***** Provided records

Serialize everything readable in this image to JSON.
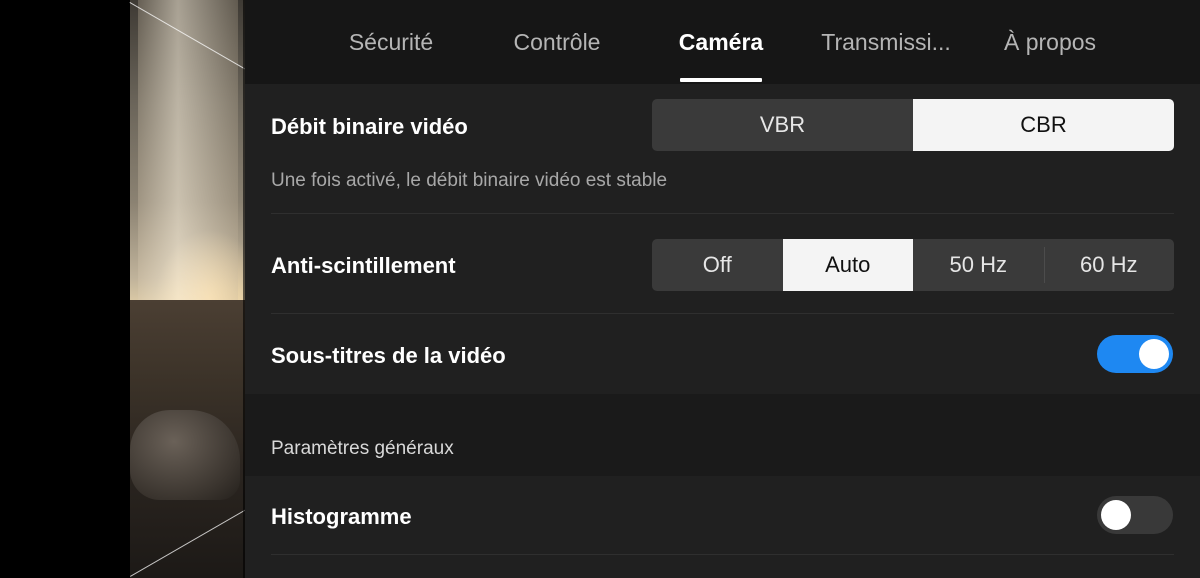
{
  "tabs": [
    {
      "label": "Sécurité",
      "active": false
    },
    {
      "label": "Contrôle",
      "active": false
    },
    {
      "label": "Caméra",
      "active": true
    },
    {
      "label": "Transmissi...",
      "active": false
    },
    {
      "label": "À propos",
      "active": false
    }
  ],
  "bitrate": {
    "label": "Débit binaire vidéo",
    "options": [
      "VBR",
      "CBR"
    ],
    "selected": "CBR",
    "description": "Une fois activé, le débit binaire vidéo est stable"
  },
  "antiflicker": {
    "label": "Anti-scintillement",
    "options": [
      "Off",
      "Auto",
      "50 Hz",
      "60 Hz"
    ],
    "selected": "Auto"
  },
  "subtitles": {
    "label": "Sous-titres de la vidéo",
    "enabled": true
  },
  "general": {
    "section_title": "Paramètres généraux",
    "histogram_label": "Histogramme",
    "histogram_enabled": false
  },
  "colors": {
    "accent": "#1e88f2",
    "panel_bg": "#1d1d1d"
  }
}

**********

Exercise details - Write out every record above exactly as it stands, but leave out the pictures.

Task response -
Serialize everything readable in this image to JSON.
{
  "tabs": [
    {
      "label": "Sécurité",
      "active": false
    },
    {
      "label": "Contrôle",
      "active": false
    },
    {
      "label": "Caméra",
      "active": true
    },
    {
      "label": "Transmissi...",
      "active": false
    },
    {
      "label": "À propos",
      "active": false
    }
  ],
  "bitrate": {
    "label": "Débit binaire vidéo",
    "options": [
      "VBR",
      "CBR"
    ],
    "selected": "CBR",
    "description": "Une fois activé, le débit binaire vidéo est stable"
  },
  "antiflicker": {
    "label": "Anti-scintillement",
    "options": [
      "Off",
      "Auto",
      "50 Hz",
      "60 Hz"
    ],
    "selected": "Auto"
  },
  "subtitles": {
    "label": "Sous-titres de la vidéo",
    "enabled": true
  },
  "general": {
    "section_title": "Paramètres généraux",
    "histogram_label": "Histogramme",
    "histogram_enabled": false
  },
  "colors": {
    "accent": "#1e88f2",
    "panel_bg": "#1d1d1d"
  }
}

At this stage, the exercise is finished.